● **What is required**
Go over the entries below line by line, copying each one that contains the word "Longitude".

● **Extracted information**

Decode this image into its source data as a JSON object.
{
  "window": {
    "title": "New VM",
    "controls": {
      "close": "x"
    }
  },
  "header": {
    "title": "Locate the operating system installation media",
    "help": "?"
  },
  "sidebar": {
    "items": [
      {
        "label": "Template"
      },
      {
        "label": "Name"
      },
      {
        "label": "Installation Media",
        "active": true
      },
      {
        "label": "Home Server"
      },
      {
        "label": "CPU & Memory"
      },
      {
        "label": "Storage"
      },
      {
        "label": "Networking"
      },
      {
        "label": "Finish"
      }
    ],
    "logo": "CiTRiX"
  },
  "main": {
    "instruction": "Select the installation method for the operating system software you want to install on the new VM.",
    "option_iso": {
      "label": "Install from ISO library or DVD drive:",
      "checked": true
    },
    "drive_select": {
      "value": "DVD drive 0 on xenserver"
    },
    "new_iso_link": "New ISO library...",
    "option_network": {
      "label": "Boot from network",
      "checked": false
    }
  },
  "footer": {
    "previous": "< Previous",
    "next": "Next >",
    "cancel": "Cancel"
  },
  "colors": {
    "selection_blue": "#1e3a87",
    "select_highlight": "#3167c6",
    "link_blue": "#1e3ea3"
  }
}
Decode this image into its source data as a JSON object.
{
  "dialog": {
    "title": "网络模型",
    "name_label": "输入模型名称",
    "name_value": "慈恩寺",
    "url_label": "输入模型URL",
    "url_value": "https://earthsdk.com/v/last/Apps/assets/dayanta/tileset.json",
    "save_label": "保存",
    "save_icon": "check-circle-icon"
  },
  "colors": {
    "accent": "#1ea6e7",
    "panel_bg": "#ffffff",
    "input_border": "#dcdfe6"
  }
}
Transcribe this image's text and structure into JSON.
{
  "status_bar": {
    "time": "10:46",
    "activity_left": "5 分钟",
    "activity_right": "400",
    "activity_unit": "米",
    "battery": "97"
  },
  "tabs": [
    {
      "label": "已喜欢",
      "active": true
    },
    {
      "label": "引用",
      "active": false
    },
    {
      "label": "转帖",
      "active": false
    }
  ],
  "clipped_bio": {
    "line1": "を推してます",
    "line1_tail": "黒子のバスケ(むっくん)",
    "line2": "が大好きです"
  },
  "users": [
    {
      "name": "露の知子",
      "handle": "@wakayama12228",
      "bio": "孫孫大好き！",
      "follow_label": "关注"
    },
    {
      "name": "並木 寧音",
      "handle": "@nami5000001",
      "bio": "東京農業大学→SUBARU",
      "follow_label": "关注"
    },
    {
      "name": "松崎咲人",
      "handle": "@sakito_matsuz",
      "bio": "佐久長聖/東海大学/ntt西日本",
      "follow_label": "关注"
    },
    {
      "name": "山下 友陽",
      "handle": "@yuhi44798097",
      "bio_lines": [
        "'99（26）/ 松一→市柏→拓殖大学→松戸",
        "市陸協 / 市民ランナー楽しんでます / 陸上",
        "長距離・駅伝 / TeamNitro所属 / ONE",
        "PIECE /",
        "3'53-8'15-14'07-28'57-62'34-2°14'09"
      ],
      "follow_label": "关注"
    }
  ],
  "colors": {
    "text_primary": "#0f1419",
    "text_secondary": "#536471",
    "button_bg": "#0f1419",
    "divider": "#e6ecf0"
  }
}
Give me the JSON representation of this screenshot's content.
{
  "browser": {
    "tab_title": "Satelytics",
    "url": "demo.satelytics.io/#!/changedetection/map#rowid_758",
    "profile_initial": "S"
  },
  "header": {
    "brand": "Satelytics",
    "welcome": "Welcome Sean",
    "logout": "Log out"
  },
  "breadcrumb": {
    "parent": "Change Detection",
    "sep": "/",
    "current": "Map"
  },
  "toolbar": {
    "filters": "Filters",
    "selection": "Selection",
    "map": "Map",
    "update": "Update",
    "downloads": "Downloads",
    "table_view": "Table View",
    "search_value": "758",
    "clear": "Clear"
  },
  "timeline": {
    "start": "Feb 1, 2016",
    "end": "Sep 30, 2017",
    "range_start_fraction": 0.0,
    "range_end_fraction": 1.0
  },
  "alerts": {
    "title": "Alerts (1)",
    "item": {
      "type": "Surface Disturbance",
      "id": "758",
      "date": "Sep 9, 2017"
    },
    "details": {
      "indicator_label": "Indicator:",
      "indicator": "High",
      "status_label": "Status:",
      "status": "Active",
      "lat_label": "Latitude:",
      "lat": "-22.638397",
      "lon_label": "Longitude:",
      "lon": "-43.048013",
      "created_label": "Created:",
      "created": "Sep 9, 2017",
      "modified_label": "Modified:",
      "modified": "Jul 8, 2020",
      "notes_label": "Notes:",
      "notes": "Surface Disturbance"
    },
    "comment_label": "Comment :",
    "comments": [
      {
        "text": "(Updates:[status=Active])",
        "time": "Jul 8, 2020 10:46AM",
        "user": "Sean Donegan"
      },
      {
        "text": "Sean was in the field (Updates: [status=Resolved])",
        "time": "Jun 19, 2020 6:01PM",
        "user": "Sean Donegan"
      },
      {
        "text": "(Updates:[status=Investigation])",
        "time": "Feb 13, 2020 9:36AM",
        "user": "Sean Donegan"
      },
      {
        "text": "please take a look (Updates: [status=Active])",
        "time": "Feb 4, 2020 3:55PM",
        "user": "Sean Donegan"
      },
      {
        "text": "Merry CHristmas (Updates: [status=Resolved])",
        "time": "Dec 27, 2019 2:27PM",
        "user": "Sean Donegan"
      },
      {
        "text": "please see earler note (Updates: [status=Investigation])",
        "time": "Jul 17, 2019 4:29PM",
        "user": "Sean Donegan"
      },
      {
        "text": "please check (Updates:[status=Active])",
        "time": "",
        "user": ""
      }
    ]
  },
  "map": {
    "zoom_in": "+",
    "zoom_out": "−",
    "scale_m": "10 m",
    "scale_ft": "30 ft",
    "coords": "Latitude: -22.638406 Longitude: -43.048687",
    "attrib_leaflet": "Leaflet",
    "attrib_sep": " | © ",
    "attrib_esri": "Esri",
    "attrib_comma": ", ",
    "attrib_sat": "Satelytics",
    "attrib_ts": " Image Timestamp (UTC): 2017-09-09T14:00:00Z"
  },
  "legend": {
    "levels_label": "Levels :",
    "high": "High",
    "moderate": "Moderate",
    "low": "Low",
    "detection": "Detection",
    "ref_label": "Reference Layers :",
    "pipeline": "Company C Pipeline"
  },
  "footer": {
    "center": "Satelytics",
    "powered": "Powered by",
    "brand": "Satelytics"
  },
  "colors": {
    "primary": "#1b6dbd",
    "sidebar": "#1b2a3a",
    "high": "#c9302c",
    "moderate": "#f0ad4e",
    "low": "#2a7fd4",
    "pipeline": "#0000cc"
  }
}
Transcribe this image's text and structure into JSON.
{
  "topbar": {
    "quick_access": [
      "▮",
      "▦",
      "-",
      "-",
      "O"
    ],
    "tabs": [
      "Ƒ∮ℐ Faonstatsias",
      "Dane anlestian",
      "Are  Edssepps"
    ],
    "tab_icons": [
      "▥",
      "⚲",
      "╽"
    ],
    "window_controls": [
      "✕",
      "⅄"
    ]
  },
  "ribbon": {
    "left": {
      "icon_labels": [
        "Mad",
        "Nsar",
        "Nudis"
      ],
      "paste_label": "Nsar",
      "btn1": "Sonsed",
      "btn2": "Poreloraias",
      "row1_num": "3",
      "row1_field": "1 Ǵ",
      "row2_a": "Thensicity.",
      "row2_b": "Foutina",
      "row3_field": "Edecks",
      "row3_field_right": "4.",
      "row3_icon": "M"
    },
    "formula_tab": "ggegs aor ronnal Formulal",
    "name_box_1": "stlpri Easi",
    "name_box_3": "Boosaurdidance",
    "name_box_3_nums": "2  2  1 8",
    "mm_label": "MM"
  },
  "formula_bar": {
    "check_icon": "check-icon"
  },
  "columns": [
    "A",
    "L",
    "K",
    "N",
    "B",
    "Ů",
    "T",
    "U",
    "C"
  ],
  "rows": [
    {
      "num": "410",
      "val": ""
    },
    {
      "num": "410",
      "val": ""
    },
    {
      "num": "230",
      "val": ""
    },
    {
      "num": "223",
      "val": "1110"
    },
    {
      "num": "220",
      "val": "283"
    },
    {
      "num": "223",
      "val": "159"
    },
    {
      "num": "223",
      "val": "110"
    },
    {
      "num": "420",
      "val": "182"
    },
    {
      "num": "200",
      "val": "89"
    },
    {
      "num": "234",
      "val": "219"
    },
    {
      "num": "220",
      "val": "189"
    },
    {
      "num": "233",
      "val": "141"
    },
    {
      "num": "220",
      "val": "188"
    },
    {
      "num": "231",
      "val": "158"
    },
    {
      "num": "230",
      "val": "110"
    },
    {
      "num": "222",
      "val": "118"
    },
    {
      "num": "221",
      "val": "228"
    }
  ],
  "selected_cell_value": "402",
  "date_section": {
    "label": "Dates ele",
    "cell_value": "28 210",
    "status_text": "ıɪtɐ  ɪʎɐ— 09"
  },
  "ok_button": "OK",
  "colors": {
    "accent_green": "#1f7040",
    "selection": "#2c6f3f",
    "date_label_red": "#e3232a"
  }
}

● **Result of this task**
      "lon_label": "Longitude:",
    "coords": "Latitude: -22.638406 Longitude: -43.048687",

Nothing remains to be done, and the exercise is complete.